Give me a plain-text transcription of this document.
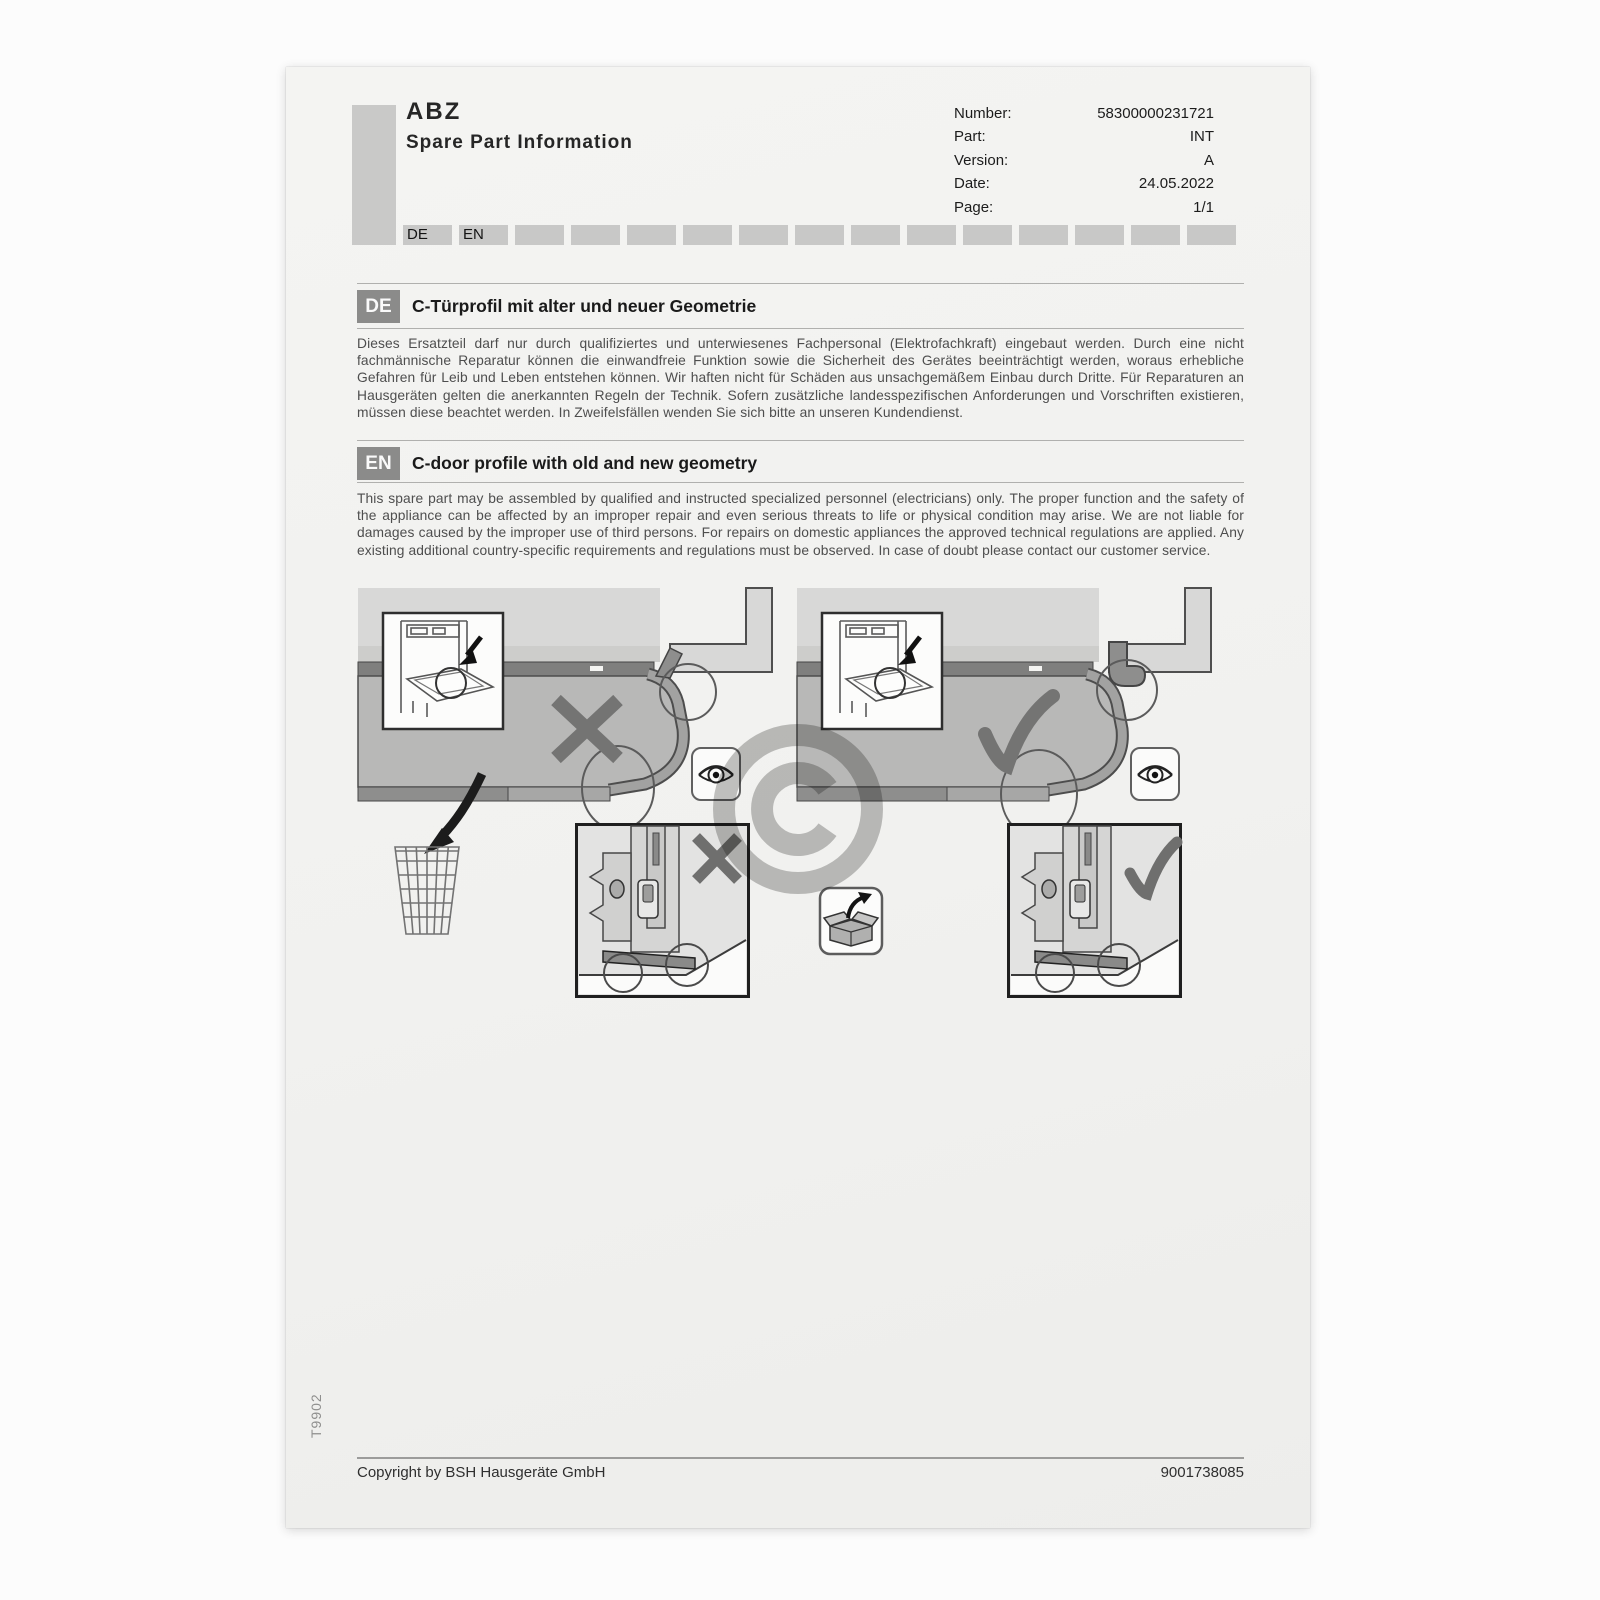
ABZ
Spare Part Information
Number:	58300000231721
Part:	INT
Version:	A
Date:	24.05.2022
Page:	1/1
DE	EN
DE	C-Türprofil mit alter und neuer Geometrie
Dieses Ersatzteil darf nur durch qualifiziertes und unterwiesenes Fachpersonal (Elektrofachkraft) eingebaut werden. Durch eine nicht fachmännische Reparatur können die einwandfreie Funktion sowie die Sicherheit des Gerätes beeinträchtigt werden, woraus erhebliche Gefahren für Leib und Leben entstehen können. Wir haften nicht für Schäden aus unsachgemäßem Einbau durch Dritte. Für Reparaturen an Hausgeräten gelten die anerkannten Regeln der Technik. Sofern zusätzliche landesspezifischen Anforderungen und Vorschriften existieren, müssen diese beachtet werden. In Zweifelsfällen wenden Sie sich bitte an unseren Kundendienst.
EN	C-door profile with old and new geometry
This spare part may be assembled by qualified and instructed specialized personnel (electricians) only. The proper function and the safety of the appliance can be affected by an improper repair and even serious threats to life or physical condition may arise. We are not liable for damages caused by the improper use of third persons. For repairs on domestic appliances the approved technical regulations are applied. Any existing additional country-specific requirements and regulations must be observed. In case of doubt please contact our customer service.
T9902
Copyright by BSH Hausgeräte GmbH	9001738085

◆ **Short problem**:
Can you retype every record above exactly, leaving out the pictures?

◆ **Solution to the problem**:
Give me a plain-text transcription of this document.
ABZ
Spare Part Information
Number:	58300000231721
Part:	INT
Version:	A
Date:	24.05.2022
Page:	1/1
DE	EN
DE	C-Türprofil mit alter und neuer Geometrie
Dieses Ersatzteil darf nur durch qualifiziertes und unterwiesenes Fachpersonal (Elektrofachkraft) eingebaut werden. Durch eine nicht fachmännische Reparatur können die einwandfreie Funktion sowie die Sicherheit des Gerätes beeinträchtigt werden, woraus erhebliche Gefahren für Leib und Leben entstehen können. Wir haften nicht für Schäden aus unsachgemäßem Einbau durch Dritte. Für Reparaturen an Hausgeräten gelten die anerkannten Regeln der Technik. Sofern zusätzliche landesspezifischen Anforderungen und Vorschriften existieren, müssen diese beachtet werden. In Zweifelsfällen wenden Sie sich bitte an unseren Kundendienst.
EN	C-door profile with old and new geometry
This spare part may be assembled by qualified and instructed specialized personnel (electricians) only. The proper function and the safety of the appliance can be affected by an improper repair and even serious threats to life or physical condition may arise. We are not liable for damages caused by the improper use of third persons. For repairs on domestic appliances the approved technical regulations are applied. Any existing additional country-specific requirements and regulations must be observed. In case of doubt please contact our customer service.
T9902
Copyright by BSH Hausgeräte GmbH	9001738085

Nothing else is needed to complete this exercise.